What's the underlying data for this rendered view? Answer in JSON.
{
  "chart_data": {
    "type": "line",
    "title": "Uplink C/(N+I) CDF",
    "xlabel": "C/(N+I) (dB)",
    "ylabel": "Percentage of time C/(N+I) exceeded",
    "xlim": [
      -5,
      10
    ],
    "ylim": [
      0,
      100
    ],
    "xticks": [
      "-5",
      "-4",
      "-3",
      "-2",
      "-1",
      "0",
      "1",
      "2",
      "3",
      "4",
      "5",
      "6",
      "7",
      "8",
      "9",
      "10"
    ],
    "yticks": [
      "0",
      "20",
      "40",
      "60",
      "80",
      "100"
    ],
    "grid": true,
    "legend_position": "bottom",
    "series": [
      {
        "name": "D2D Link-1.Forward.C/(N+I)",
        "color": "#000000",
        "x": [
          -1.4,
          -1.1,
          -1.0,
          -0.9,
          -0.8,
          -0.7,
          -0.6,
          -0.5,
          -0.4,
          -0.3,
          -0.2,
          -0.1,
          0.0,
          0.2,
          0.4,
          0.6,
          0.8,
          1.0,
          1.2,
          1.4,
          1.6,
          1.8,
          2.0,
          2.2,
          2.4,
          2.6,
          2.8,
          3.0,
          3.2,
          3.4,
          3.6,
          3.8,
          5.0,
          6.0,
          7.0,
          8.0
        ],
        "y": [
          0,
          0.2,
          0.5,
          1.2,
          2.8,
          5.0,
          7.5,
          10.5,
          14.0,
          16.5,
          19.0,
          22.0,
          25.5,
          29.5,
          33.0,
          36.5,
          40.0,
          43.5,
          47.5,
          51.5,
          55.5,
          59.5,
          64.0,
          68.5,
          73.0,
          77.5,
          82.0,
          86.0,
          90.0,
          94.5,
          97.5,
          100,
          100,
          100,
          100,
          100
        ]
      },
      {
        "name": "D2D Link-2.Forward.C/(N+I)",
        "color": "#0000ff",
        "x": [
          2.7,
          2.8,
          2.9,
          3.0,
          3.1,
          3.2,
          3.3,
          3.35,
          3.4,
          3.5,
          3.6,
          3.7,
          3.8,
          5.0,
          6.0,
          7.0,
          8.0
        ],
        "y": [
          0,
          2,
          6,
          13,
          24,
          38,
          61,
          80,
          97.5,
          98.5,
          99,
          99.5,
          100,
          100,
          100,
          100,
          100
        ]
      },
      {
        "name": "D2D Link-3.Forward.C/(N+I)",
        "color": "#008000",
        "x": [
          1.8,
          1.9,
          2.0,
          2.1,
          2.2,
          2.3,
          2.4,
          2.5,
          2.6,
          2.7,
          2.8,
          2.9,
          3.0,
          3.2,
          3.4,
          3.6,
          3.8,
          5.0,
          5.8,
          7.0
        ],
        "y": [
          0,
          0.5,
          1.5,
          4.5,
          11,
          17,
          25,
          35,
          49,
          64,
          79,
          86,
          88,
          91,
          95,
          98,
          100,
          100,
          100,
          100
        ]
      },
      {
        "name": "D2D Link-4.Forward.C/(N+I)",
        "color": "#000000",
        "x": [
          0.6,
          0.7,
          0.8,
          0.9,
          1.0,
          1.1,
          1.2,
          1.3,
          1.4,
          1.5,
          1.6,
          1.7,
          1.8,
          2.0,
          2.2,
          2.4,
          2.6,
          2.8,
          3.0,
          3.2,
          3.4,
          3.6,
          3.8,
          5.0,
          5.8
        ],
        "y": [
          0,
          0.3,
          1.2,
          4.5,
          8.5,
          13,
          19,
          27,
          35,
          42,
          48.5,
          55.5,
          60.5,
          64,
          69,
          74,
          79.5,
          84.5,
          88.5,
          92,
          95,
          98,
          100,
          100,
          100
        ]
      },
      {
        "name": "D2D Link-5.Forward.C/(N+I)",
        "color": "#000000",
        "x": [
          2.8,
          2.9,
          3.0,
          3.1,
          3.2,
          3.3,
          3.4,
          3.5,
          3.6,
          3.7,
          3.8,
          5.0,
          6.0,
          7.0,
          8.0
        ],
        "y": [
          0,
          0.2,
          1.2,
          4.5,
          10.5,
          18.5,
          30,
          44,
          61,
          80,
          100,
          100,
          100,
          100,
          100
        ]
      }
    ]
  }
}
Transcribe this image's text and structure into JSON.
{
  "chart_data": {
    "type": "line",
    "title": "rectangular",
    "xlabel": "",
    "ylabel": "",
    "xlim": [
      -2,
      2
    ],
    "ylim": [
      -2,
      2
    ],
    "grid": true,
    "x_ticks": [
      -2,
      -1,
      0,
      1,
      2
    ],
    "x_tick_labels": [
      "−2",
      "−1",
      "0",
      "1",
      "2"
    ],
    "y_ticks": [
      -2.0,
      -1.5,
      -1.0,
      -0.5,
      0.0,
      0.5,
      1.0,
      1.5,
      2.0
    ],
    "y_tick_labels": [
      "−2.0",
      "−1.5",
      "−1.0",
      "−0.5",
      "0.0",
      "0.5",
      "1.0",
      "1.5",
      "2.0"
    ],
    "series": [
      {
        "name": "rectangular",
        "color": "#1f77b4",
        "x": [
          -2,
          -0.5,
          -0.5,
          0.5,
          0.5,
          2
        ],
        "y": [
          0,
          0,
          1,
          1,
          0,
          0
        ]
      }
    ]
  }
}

Prompt
Your task is to print the whole listing again exactly.

Result
What's the underlying data for this rendered view? Answer in JSON.
{
  "chart_data": {
    "type": "line",
    "title": "Uplink C/(N+I) CDF",
    "xlabel": "C/(N+I) (dB)",
    "ylabel": "Percentage of time C/(N+I) exceeded",
    "xlim": [
      -5,
      10
    ],
    "ylim": [
      0,
      100
    ],
    "xticks": [
      "-5",
      "-4",
      "-3",
      "-2",
      "-1",
      "0",
      "1",
      "2",
      "3",
      "4",
      "5",
      "6",
      "7",
      "8",
      "9",
      "10"
    ],
    "yticks": [
      "0",
      "20",
      "40",
      "60",
      "80",
      "100"
    ],
    "grid": true,
    "legend_position": "bottom",
    "series": [
      {
        "name": "D2D Link-1.Forward.C/(N+I)",
        "color": "#000000",
        "x": [
          -1.4,
          -1.1,
          -1.0,
          -0.9,
          -0.8,
          -0.7,
          -0.6,
          -0.5,
          -0.4,
          -0.3,
          -0.2,
          -0.1,
          0.0,
          0.2,
          0.4,
          0.6,
          0.8,
          1.0,
          1.2,
          1.4,
          1.6,
          1.8,
          2.0,
          2.2,
          2.4,
          2.6,
          2.8,
          3.0,
          3.2,
          3.4,
          3.6,
          3.8,
          5.0,
          6.0,
          7.0,
          8.0
        ],
        "y": [
          0,
          0.2,
          0.5,
          1.2,
          2.8,
          5.0,
          7.5,
          10.5,
          14.0,
          16.5,
          19.0,
          22.0,
          25.5,
          29.5,
          33.0,
          36.5,
          40.0,
          43.5,
          47.5,
          51.5,
          55.5,
          59.5,
          64.0,
          68.5,
          73.0,
          77.5,
          82.0,
          86.0,
          90.0,
          94.5,
          97.5,
          100,
          100,
          100,
          100,
          100
        ]
      },
      {
        "name": "D2D Link-2.Forward.C/(N+I)",
        "color": "#0000ff",
        "x": [
          2.7,
          2.8,
          2.9,
          3.0,
          3.1,
          3.2,
          3.3,
          3.35,
          3.4,
          3.5,
          3.6,
          3.7,
          3.8,
          5.0,
          6.0,
          7.0,
          8.0
        ],
        "y": [
          0,
          2,
          6,
          13,
          24,
          38,
          61,
          80,
          97.5,
          98.5,
          99,
          99.5,
          100,
          100,
          100,
          100,
          100
        ]
      },
      {
        "name": "D2D Link-3.Forward.C/(N+I)",
        "color": "#008000",
        "x": [
          1.8,
          1.9,
          2.0,
          2.1,
          2.2,
          2.3,
          2.4,
          2.5,
          2.6,
          2.7,
          2.8,
          2.9,
          3.0,
          3.2,
          3.4,
          3.6,
          3.8,
          5.0,
          5.8,
          7.0
        ],
        "y": [
          0,
          0.5,
          1.5,
          4.5,
          11,
          17,
          25,
          35,
          49,
          64,
          79,
          86,
          88,
          91,
          95,
          98,
          100,
          100,
          100,
          100
        ]
      },
      {
        "name": "D2D Link-4.Forward.C/(N+I)",
        "color": "#000000",
        "x": [
          0.6,
          0.7,
          0.8,
          0.9,
          1.0,
          1.1,
          1.2,
          1.3,
          1.4,
          1.5,
          1.6,
          1.7,
          1.8,
          2.0,
          2.2,
          2.4,
          2.6,
          2.8,
          3.0,
          3.2,
          3.4,
          3.6,
          3.8,
          5.0,
          5.8
        ],
        "y": [
          0,
          0.3,
          1.2,
          4.5,
          8.5,
          13,
          19,
          27,
          35,
          42,
          48.5,
          55.5,
          60.5,
          64,
          69,
          74,
          79.5,
          84.5,
          88.5,
          92,
          95,
          98,
          100,
          100,
          100
        ]
      },
      {
        "name": "D2D Link-5.Forward.C/(N+I)",
        "color": "#000000",
        "x": [
          2.8,
          2.9,
          3.0,
          3.1,
          3.2,
          3.3,
          3.4,
          3.5,
          3.6,
          3.7,
          3.8,
          5.0,
          6.0,
          7.0,
          8.0
        ],
        "y": [
          0,
          0.2,
          1.2,
          4.5,
          10.5,
          18.5,
          30,
          44,
          61,
          80,
          100,
          100,
          100,
          100,
          100
        ]
      }
    ]
  }
}
Transcribe this image's text and structure into JSON.
{
  "chart_data": {
    "type": "line",
    "title": "rectangular",
    "xlabel": "",
    "ylabel": "",
    "xlim": [
      -2,
      2
    ],
    "ylim": [
      -2,
      2
    ],
    "grid": true,
    "x_ticks": [
      -2,
      -1,
      0,
      1,
      2
    ],
    "x_tick_labels": [
      "−2",
      "−1",
      "0",
      "1",
      "2"
    ],
    "y_ticks": [
      -2.0,
      -1.5,
      -1.0,
      -0.5,
      0.0,
      0.5,
      1.0,
      1.5,
      2.0
    ],
    "y_tick_labels": [
      "−2.0",
      "−1.5",
      "−1.0",
      "−0.5",
      "0.0",
      "0.5",
      "1.0",
      "1.5",
      "2.0"
    ],
    "series": [
      {
        "name": "rectangular",
        "color": "#1f77b4",
        "x": [
          -2,
          -0.5,
          -0.5,
          0.5,
          0.5,
          2
        ],
        "y": [
          0,
          0,
          1,
          1,
          0,
          0
        ]
      }
    ]
  }
}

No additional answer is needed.